— START Input for this task —
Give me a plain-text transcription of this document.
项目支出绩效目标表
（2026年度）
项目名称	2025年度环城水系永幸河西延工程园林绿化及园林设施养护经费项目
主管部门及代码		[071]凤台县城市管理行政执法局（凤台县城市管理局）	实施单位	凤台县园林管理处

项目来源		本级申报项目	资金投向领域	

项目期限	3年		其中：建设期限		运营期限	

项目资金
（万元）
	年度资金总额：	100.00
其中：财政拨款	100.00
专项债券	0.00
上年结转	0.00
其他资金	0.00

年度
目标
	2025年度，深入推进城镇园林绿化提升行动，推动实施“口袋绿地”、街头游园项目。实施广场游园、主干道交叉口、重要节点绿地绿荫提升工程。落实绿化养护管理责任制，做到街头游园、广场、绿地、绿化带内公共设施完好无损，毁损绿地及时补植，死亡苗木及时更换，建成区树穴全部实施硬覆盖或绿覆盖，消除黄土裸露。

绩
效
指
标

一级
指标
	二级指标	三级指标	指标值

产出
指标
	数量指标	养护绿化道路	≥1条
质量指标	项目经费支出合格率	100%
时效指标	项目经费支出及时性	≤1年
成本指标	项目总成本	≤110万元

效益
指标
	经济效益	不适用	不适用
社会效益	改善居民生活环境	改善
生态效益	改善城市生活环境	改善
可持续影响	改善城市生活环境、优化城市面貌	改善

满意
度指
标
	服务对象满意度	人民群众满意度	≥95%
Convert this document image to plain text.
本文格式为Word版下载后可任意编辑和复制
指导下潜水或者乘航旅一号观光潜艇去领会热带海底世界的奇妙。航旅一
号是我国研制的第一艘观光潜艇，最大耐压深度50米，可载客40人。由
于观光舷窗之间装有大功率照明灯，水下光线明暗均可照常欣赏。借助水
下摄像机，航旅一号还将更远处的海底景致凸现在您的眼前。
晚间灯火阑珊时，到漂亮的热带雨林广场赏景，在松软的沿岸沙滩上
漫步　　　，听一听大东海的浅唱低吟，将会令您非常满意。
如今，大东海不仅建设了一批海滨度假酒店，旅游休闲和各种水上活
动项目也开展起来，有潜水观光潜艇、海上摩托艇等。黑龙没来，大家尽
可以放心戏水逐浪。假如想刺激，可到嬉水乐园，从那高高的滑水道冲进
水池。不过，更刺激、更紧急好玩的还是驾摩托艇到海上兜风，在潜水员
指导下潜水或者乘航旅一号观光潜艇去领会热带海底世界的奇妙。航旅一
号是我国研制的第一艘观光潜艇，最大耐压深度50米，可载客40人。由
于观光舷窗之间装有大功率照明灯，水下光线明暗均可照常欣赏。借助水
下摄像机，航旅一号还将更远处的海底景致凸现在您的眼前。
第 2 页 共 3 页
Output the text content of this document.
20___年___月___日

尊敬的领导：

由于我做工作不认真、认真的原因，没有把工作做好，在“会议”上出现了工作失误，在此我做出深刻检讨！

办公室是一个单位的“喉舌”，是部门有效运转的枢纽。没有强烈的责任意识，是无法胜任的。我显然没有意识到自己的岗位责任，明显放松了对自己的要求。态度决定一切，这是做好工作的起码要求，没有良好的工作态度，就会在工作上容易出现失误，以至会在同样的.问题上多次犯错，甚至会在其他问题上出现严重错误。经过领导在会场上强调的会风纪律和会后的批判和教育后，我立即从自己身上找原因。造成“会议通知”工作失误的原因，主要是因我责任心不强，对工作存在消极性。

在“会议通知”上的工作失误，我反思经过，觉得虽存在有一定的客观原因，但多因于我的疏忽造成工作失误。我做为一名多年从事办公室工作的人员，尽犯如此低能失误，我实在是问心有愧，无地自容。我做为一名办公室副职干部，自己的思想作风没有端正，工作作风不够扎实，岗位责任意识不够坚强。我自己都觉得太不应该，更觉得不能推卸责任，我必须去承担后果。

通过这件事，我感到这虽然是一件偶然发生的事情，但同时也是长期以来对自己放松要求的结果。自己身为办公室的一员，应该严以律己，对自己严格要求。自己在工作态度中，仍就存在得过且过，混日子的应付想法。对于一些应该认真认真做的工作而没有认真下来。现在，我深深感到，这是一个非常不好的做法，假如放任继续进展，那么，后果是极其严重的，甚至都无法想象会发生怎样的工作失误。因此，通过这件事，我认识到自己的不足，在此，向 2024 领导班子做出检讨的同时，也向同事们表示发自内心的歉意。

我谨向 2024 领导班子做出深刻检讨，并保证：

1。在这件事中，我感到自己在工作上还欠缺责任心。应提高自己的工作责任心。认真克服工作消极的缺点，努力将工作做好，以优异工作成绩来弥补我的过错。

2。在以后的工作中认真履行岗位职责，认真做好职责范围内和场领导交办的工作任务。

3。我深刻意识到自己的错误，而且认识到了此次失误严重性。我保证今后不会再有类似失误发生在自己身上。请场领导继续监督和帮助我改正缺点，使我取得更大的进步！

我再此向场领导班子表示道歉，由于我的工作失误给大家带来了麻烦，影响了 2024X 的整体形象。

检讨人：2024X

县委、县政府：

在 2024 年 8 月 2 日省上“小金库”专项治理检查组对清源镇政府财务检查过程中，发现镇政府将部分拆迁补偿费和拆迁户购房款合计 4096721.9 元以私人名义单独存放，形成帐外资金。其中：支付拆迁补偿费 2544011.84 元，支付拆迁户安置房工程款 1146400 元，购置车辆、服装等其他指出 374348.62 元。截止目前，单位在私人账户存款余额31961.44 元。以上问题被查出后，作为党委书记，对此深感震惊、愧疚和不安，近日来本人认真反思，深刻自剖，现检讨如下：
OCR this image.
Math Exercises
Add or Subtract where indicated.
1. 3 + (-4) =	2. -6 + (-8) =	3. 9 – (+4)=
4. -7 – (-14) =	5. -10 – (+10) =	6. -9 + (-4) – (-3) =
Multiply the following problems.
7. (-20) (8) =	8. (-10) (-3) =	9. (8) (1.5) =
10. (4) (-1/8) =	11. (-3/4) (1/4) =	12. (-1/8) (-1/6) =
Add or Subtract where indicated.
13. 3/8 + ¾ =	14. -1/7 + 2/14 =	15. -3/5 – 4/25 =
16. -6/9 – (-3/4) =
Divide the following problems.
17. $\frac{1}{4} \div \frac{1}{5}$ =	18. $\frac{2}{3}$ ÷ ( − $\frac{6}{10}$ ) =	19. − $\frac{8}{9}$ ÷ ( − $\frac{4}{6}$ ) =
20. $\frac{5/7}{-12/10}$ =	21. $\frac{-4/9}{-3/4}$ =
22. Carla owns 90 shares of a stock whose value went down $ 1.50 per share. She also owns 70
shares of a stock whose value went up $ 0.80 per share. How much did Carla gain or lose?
— END Input for this task —
#### What to produce:
Go through the lines above. Select every one that has the string "document".

#### Solution:
Give me a plain-text transcription of this document.
Convert this document image to plain text.
Output the text content of this document.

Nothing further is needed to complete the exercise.